Directions:
Reproduce each record below exactly as written.

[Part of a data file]
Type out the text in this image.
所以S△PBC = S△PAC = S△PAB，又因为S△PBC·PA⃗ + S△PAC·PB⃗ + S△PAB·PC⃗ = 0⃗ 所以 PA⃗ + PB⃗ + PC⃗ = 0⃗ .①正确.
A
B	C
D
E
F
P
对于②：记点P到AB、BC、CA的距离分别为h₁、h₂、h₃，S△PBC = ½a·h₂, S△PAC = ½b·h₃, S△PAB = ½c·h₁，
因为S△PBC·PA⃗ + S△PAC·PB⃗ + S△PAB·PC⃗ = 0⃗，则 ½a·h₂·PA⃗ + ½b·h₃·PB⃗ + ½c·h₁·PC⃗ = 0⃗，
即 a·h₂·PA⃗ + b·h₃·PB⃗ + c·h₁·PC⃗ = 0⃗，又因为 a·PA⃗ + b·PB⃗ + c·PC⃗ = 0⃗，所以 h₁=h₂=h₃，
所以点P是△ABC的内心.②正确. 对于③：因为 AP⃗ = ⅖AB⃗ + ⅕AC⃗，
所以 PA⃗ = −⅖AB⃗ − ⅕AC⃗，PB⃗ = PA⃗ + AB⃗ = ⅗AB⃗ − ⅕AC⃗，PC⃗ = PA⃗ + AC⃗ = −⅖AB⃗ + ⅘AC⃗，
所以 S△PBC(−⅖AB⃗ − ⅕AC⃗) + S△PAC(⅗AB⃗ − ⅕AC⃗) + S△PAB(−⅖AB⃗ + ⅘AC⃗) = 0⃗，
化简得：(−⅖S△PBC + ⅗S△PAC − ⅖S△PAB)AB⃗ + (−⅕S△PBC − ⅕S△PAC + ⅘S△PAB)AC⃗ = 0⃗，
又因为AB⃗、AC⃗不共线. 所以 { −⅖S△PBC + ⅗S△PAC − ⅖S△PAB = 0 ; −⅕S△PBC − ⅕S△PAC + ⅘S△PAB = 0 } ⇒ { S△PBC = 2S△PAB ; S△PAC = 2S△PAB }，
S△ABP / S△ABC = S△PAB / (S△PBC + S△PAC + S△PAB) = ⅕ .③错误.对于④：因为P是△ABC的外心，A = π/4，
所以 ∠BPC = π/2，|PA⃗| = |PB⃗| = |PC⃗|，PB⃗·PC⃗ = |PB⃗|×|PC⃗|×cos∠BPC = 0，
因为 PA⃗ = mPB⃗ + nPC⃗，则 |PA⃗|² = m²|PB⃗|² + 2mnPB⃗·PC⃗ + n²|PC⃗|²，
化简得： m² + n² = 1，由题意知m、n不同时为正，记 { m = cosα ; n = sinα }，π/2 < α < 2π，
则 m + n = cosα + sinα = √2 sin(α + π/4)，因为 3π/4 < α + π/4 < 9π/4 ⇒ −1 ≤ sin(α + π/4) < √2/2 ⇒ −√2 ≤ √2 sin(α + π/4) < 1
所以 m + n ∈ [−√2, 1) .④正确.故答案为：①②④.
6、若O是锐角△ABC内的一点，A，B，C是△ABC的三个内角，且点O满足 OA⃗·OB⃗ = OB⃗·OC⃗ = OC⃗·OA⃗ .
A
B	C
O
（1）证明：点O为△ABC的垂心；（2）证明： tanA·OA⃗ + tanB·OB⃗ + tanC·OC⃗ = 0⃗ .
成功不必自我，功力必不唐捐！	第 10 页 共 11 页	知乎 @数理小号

Result for this exercise:
Type out the text in this image.
所以S△PBC = S△PAC = S△PAB，又因为S△PBC·PA⃗ + S△PAC·PB⃗ + S△PAB·PC⃗ = 0⃗ 所以 PA⃗ + PB⃗ + PC⃗ = 0⃗ .①正确.
A
B	C
D
E
F
P
对于②：记点P到AB、BC、CA的距离分别为h₁、h₂、h₃，S△PBC = ½a·h₂, S△PAC = ½b·h₃, S△PAB = ½c·h₁，
因为S△PBC·PA⃗ + S△PAC·PB⃗ + S△PAB·PC⃗ = 0⃗，则 ½a·h₂·PA⃗ + ½b·h₃·PB⃗ + ½c·h₁·PC⃗ = 0⃗，
即 a·h₂·PA⃗ + b·h₃·PB⃗ + c·h₁·PC⃗ = 0⃗，又因为 a·PA⃗ + b·PB⃗ + c·PC⃗ = 0⃗，所以 h₁=h₂=h₃，
所以点P是△ABC的内心.②正确. 对于③：因为 AP⃗ = ⅖AB⃗ + ⅕AC⃗，
所以 PA⃗ = −⅖AB⃗ − ⅕AC⃗，PB⃗ = PA⃗ + AB⃗ = ⅗AB⃗ − ⅕AC⃗，PC⃗ = PA⃗ + AC⃗ = −⅖AB⃗ + ⅘AC⃗，
所以 S△PBC(−⅖AB⃗ − ⅕AC⃗) + S△PAC(⅗AB⃗ − ⅕AC⃗) + S△PAB(−⅖AB⃗ + ⅘AC⃗) = 0⃗，
化简得：(−⅖S△PBC + ⅗S△PAC − ⅖S△PAB)AB⃗ + (−⅕S△PBC − ⅕S△PAC + ⅘S△PAB)AC⃗ = 0⃗，
又因为AB⃗、AC⃗不共线. 所以 { −⅖S△PBC + ⅗S△PAC − ⅖S△PAB = 0 ; −⅕S△PBC − ⅕S△PAC + ⅘S△PAB = 0 } ⇒ { S△PBC = 2S△PAB ; S△PAC = 2S△PAB }，
S△ABP / S△ABC = S△PAB / (S△PBC + S△PAC + S△PAB) = ⅕ .③错误.对于④：因为P是△ABC的外心，A = π/4，
所以 ∠BPC = π/2，|PA⃗| = |PB⃗| = |PC⃗|，PB⃗·PC⃗ = |PB⃗|×|PC⃗|×cos∠BPC = 0，
因为 PA⃗ = mPB⃗ + nPC⃗，则 |PA⃗|² = m²|PB⃗|² + 2mnPB⃗·PC⃗ + n²|PC⃗|²，
化简得： m² + n² = 1，由题意知m、n不同时为正，记 { m = cosα ; n = sinα }，π/2 < α < 2π，
则 m + n = cosα + sinα = √2 sin(α + π/4)，因为 3π/4 < α + π/4 < 9π/4 ⇒ −1 ≤ sin(α + π/4) < √2/2 ⇒ −√2 ≤ √2 sin(α + π/4) < 1
所以 m + n ∈ [−√2, 1) .④正确.故答案为：①②④.
6、若O是锐角△ABC内的一点，A，B，C是△ABC的三个内角，且点O满足 OA⃗·OB⃗ = OB⃗·OC⃗ = OC⃗·OA⃗ .
A
B	C
O
（1）证明：点O为△ABC的垂心；（2）证明： tanA·OA⃗ + tanB·OB⃗ + tanC·OC⃗ = 0⃗ .
成功不必自我，功力必不唐捐！	第 10 页 共 11 页	知乎 @数理小号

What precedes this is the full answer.